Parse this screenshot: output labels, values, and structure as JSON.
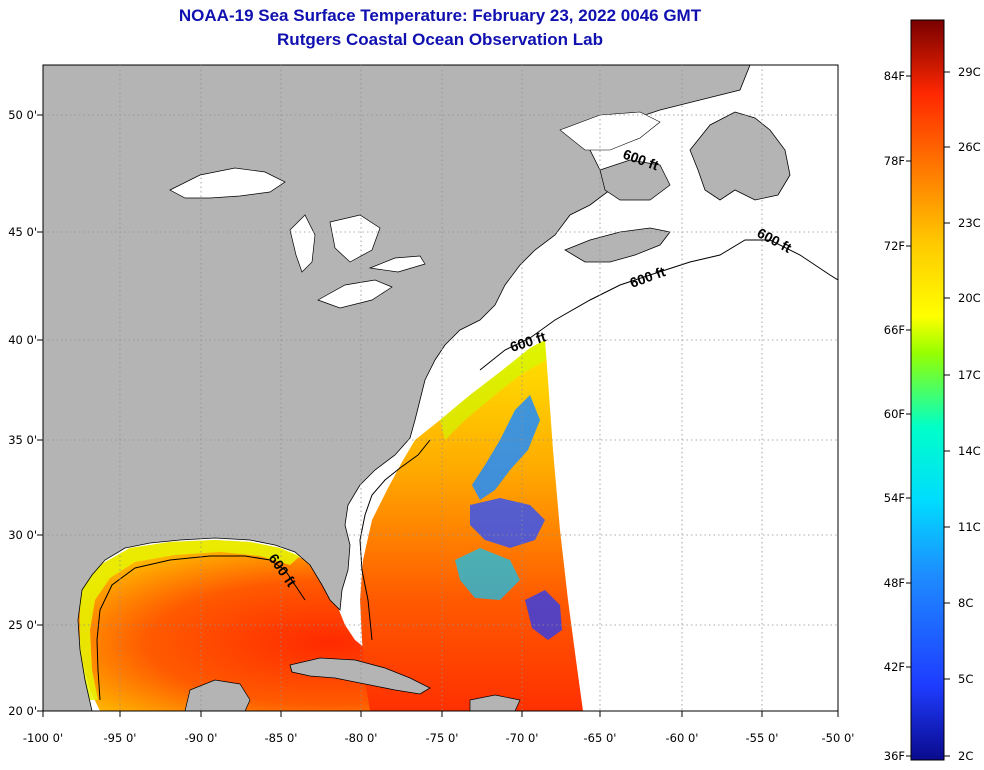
{
  "header": {
    "title_line1": "NOAA-19 Sea Surface Temperature:  February 23, 2022 0046 GMT",
    "title_line2": "Rutgers Coastal Ocean Observation Lab"
  },
  "map": {
    "longitude_labels": [
      "-100 0'",
      "-95 0'",
      "-90 0'",
      "-85 0'",
      "-80 0'",
      "-75 0'",
      "-70 0'",
      "-65 0'",
      "-60 0'",
      "-55 0'",
      "-50 0'"
    ],
    "latitude_labels": [
      "20 0'",
      "25 0'",
      "30 0'",
      "35 0'",
      "40 0'",
      "45 0'",
      "50 0'"
    ],
    "contour_label": "600 ft",
    "colors": {
      "land": "#b4b4b4",
      "no_data": "#ffffff",
      "coastline": "#000000",
      "graticule": "#909090"
    }
  },
  "colorbar": {
    "fahrenheit_labels": [
      "84F",
      "78F",
      "72F",
      "66F",
      "60F",
      "54F",
      "48F",
      "42F",
      "36F"
    ],
    "celsius_labels": [
      "29C",
      "26C",
      "23C",
      "20C",
      "17C",
      "14C",
      "11C",
      "8C",
      "5C",
      "2C"
    ],
    "range_celsius": [
      2,
      31
    ],
    "colors": [
      "#0a0a8c",
      "#1e3cff",
      "#1e8cff",
      "#00dcff",
      "#00ffc8",
      "#96ff00",
      "#ffff00",
      "#ffc800",
      "#ff7800",
      "#ff2800",
      "#c80000",
      "#780000"
    ]
  }
}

**EXERCISE:**
All of the records above must be copied exactly, except for the pictures.

**TASK RESPONSE:**
Parse this screenshot: output labels, values, and structure as JSON.
{
  "header": {
    "title_line1": "NOAA-19 Sea Surface Temperature:  February 23, 2022 0046 GMT",
    "title_line2": "Rutgers Coastal Ocean Observation Lab"
  },
  "map": {
    "longitude_labels": [
      "-100 0'",
      "-95 0'",
      "-90 0'",
      "-85 0'",
      "-80 0'",
      "-75 0'",
      "-70 0'",
      "-65 0'",
      "-60 0'",
      "-55 0'",
      "-50 0'"
    ],
    "latitude_labels": [
      "20 0'",
      "25 0'",
      "30 0'",
      "35 0'",
      "40 0'",
      "45 0'",
      "50 0'"
    ],
    "contour_label": "600 ft",
    "colors": {
      "land": "#b4b4b4",
      "no_data": "#ffffff",
      "coastline": "#000000",
      "graticule": "#909090"
    }
  },
  "colorbar": {
    "fahrenheit_labels": [
      "84F",
      "78F",
      "72F",
      "66F",
      "60F",
      "54F",
      "48F",
      "42F",
      "36F"
    ],
    "celsius_labels": [
      "29C",
      "26C",
      "23C",
      "20C",
      "17C",
      "14C",
      "11C",
      "8C",
      "5C",
      "2C"
    ],
    "range_celsius": [
      2,
      31
    ],
    "colors": [
      "#0a0a8c",
      "#1e3cff",
      "#1e8cff",
      "#00dcff",
      "#00ffc8",
      "#96ff00",
      "#ffff00",
      "#ffc800",
      "#ff7800",
      "#ff2800",
      "#c80000",
      "#780000"
    ]
  }
}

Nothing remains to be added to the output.